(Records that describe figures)
########

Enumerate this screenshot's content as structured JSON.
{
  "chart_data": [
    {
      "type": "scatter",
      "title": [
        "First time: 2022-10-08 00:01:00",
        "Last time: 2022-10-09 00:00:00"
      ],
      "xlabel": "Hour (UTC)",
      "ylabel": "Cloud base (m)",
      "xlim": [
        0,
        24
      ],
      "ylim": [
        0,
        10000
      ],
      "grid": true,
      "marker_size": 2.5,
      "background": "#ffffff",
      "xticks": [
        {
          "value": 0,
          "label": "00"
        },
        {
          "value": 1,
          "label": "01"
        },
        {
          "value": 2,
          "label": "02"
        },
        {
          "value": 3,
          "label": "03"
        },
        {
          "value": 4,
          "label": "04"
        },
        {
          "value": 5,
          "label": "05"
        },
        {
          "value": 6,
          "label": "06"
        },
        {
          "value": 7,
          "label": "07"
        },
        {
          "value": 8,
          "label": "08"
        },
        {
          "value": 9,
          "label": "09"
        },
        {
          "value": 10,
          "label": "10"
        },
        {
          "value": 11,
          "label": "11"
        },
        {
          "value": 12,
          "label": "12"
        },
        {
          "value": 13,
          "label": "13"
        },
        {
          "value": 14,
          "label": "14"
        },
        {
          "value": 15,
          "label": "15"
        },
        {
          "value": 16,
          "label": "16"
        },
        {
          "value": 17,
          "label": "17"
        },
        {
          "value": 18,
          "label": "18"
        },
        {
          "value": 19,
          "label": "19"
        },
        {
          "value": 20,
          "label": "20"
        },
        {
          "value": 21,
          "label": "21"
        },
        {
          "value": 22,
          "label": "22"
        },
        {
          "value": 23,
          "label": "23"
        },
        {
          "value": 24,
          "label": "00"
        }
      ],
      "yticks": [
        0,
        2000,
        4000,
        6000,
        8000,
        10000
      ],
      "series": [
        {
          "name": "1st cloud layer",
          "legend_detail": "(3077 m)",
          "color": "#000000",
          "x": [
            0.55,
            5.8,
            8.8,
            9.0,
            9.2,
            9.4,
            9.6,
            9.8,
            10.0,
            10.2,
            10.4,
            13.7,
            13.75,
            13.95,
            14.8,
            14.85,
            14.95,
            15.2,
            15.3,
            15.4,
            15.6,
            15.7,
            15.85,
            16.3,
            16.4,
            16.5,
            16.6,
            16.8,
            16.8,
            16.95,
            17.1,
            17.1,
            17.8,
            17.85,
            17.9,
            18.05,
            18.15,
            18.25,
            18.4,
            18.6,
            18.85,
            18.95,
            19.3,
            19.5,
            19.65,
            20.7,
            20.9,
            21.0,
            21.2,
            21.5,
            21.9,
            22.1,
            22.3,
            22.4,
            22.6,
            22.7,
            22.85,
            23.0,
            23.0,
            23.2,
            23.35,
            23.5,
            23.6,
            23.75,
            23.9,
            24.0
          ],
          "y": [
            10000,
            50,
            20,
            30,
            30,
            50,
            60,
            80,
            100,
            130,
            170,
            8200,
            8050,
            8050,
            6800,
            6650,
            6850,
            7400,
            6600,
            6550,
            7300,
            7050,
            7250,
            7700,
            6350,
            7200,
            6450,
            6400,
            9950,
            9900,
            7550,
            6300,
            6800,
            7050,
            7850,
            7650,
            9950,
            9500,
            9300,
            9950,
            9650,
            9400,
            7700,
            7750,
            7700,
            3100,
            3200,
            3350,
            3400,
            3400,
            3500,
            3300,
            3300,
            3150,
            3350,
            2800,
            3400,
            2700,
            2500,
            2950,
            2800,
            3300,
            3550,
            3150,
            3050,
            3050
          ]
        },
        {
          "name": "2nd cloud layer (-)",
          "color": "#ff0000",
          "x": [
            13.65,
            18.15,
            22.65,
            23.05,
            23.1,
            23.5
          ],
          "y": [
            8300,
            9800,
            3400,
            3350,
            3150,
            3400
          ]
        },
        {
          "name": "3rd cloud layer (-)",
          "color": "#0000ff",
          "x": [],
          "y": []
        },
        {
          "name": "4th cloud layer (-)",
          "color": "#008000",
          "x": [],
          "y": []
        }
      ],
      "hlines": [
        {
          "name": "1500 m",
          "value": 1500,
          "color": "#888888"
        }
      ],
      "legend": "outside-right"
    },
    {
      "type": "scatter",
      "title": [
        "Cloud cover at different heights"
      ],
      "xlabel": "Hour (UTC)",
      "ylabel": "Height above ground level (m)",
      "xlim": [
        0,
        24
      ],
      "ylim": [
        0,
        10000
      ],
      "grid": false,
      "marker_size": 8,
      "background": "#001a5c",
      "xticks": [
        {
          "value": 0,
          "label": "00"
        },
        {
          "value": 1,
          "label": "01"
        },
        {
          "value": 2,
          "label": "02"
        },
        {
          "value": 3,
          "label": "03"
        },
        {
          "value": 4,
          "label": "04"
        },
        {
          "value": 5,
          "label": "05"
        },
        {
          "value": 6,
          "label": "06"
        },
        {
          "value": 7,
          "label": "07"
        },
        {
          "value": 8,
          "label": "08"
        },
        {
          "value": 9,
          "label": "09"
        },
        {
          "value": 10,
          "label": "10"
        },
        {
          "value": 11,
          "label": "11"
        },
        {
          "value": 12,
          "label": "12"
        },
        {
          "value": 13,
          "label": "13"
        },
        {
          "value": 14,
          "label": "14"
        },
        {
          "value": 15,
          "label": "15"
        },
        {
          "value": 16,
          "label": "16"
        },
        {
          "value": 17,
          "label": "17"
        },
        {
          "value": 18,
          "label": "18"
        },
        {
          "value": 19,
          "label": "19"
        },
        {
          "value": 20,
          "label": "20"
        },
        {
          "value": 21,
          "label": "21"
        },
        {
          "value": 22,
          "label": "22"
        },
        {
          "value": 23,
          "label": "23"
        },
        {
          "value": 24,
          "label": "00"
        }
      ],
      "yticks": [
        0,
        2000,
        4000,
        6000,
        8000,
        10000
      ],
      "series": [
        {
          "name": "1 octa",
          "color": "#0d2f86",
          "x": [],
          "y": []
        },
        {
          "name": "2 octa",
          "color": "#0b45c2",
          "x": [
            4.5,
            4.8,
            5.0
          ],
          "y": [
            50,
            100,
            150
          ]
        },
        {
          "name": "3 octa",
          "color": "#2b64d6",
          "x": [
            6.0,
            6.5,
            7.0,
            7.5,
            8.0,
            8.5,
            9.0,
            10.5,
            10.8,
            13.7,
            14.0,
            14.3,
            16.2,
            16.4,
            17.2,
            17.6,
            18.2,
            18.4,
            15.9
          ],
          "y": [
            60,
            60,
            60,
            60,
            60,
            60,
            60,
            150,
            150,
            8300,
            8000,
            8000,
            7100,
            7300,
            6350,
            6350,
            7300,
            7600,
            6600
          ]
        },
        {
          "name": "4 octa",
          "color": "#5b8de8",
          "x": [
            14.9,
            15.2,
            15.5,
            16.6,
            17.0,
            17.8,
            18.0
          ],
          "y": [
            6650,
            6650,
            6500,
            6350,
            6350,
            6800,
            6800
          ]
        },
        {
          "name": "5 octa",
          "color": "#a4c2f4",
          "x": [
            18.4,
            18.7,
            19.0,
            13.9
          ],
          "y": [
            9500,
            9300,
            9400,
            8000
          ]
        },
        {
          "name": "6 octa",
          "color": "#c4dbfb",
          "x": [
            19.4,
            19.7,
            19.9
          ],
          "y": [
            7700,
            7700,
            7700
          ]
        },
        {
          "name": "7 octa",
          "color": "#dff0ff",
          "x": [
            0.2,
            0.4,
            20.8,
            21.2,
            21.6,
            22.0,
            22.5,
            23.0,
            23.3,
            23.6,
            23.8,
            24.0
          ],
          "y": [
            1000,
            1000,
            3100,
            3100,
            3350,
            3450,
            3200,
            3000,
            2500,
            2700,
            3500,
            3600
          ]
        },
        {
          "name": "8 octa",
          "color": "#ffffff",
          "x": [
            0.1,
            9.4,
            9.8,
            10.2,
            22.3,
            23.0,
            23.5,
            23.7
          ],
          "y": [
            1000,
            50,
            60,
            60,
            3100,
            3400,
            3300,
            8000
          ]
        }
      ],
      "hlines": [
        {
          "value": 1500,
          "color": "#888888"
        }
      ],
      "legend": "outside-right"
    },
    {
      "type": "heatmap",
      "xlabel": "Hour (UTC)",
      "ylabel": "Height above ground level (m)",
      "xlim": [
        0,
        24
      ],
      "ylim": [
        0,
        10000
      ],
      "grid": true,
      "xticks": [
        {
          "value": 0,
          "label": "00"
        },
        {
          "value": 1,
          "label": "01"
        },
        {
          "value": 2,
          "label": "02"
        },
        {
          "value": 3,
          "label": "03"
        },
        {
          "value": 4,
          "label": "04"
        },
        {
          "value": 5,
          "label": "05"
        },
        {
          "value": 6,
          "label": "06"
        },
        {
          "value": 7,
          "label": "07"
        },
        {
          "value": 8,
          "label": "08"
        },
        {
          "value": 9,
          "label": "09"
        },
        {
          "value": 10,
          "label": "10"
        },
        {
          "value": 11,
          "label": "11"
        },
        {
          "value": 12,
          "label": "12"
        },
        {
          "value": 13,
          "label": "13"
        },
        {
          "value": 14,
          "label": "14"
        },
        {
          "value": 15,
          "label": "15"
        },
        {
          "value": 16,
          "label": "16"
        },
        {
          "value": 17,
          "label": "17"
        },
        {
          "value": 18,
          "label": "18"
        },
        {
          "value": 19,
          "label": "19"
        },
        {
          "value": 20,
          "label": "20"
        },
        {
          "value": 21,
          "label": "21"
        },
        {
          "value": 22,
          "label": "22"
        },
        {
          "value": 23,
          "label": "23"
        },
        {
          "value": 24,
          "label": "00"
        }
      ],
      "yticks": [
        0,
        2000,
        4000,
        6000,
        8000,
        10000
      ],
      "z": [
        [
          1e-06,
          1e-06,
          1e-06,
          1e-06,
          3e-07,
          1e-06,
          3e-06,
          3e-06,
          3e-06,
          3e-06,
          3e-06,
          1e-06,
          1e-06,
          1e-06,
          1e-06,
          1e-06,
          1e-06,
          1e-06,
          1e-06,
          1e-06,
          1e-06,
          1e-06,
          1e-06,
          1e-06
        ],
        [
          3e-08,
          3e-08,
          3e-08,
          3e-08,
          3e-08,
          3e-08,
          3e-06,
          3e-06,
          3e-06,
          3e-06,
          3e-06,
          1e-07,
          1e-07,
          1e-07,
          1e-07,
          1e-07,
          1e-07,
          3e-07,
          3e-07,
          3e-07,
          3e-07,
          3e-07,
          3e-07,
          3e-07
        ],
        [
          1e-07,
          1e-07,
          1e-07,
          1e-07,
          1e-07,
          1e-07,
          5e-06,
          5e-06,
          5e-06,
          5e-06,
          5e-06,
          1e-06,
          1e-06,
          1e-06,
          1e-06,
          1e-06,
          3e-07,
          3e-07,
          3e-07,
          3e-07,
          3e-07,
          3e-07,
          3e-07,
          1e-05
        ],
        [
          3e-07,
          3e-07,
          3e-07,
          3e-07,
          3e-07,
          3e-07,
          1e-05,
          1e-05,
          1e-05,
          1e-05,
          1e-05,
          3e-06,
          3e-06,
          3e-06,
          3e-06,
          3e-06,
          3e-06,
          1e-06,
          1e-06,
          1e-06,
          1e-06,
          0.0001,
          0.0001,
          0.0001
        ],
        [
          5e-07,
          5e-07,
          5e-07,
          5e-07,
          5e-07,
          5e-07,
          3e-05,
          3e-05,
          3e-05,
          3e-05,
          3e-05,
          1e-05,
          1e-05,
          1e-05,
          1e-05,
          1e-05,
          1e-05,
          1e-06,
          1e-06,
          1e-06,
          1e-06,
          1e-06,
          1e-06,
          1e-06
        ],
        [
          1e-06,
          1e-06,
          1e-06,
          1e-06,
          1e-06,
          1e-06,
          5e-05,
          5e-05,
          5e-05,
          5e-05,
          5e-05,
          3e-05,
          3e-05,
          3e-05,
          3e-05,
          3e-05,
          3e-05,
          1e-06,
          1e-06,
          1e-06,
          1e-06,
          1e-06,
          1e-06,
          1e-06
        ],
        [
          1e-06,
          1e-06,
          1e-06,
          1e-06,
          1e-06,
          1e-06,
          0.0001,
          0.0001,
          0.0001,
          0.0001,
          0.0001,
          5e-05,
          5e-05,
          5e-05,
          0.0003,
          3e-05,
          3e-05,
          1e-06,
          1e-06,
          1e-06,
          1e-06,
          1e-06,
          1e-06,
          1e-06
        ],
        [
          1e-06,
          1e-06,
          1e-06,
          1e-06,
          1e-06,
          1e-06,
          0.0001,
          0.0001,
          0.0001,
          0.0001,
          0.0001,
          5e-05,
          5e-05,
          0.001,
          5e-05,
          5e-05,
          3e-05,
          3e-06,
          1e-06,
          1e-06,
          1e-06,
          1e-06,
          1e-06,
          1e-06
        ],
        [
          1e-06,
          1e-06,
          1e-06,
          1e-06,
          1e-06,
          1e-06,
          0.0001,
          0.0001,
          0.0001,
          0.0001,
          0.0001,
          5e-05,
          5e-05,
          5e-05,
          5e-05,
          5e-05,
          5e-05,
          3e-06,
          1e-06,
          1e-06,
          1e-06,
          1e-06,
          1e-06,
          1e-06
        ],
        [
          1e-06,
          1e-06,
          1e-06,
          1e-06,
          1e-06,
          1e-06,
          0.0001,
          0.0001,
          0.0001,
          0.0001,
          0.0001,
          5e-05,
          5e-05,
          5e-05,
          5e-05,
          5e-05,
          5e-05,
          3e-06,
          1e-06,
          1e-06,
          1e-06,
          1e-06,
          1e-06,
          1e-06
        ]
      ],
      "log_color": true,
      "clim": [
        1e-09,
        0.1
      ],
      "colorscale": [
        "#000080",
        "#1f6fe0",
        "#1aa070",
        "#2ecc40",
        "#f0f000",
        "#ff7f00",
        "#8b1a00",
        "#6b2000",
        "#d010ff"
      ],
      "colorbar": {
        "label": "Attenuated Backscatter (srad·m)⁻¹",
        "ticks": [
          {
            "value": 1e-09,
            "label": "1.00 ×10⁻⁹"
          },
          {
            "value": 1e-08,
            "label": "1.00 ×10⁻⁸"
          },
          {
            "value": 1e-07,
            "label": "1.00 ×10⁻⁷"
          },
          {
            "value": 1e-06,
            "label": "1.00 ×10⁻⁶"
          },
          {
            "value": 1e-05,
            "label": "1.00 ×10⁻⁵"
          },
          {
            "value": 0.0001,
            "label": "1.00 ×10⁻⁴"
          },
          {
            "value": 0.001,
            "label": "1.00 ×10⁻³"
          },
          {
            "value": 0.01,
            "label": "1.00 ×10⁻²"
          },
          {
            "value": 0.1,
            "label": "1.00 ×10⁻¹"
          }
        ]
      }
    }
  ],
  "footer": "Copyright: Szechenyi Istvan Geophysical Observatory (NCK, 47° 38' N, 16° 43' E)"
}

########

— EXERCISE TASK —
Look through the records and gather every line containing "layer".

— SOLUTION TO THIS TASK —
          "name": "1st cloud layer",
          "name": "2nd cloud layer (-)",
          "name": "3rd cloud layer (-)",
          "name": "4th cloud layer (-)",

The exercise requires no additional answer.